====== Exercise inputs ======

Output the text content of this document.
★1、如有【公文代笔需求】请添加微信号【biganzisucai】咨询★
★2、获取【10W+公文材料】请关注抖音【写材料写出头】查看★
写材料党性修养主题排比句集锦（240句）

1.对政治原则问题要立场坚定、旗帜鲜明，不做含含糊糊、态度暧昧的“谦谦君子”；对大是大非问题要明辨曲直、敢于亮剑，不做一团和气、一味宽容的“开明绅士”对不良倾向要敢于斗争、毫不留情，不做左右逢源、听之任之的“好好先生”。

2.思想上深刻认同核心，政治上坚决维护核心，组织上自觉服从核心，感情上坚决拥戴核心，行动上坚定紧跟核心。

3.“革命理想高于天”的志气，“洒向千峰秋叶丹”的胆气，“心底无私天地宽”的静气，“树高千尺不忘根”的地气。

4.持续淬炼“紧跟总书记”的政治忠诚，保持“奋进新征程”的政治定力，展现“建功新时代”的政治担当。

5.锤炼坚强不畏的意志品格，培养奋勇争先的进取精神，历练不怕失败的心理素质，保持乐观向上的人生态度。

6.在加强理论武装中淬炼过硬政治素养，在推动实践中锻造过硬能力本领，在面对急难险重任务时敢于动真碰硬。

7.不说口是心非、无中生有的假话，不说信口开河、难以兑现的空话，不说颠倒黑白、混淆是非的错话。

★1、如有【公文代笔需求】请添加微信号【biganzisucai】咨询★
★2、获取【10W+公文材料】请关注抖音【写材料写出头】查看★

======

Given problem
Return the entries in full, keeping every line exactly as it is.

Solution for this exercise
Output the text content of this document.
★1、如有【公文代笔需求】请添加微信号【biganzisucai】咨询★
★2、获取【10W+公文材料】请关注抖音【写材料写出头】查看★
写材料党性修养主题排比句集锦（240句）

1.对政治原则问题要立场坚定、旗帜鲜明，不做含含糊糊、态度暧昧的“谦谦君子”；对大是大非问题要明辨曲直、敢于亮剑，不做一团和气、一味宽容的“开明绅士”对不良倾向要敢于斗争、毫不留情，不做左右逢源、听之任之的“好好先生”。

2.思想上深刻认同核心，政治上坚决维护核心，组织上自觉服从核心，感情上坚决拥戴核心，行动上坚定紧跟核心。

3.“革命理想高于天”的志气，“洒向千峰秋叶丹”的胆气，“心底无私天地宽”的静气，“树高千尺不忘根”的地气。

4.持续淬炼“紧跟总书记”的政治忠诚，保持“奋进新征程”的政治定力，展现“建功新时代”的政治担当。

5.锤炼坚强不畏的意志品格，培养奋勇争先的进取精神，历练不怕失败的心理素质，保持乐观向上的人生态度。

6.在加强理论武装中淬炼过硬政治素养，在推动实践中锻造过硬能力本领，在面对急难险重任务时敢于动真碰硬。

7.不说口是心非、无中生有的假话，不说信口开河、难以兑现的空话，不说颠倒黑白、混淆是非的错话。

★1、如有【公文代笔需求】请添加微信号【biganzisucai】咨询★
★2、获取【10W+公文材料】请关注抖音【写材料写出头】查看★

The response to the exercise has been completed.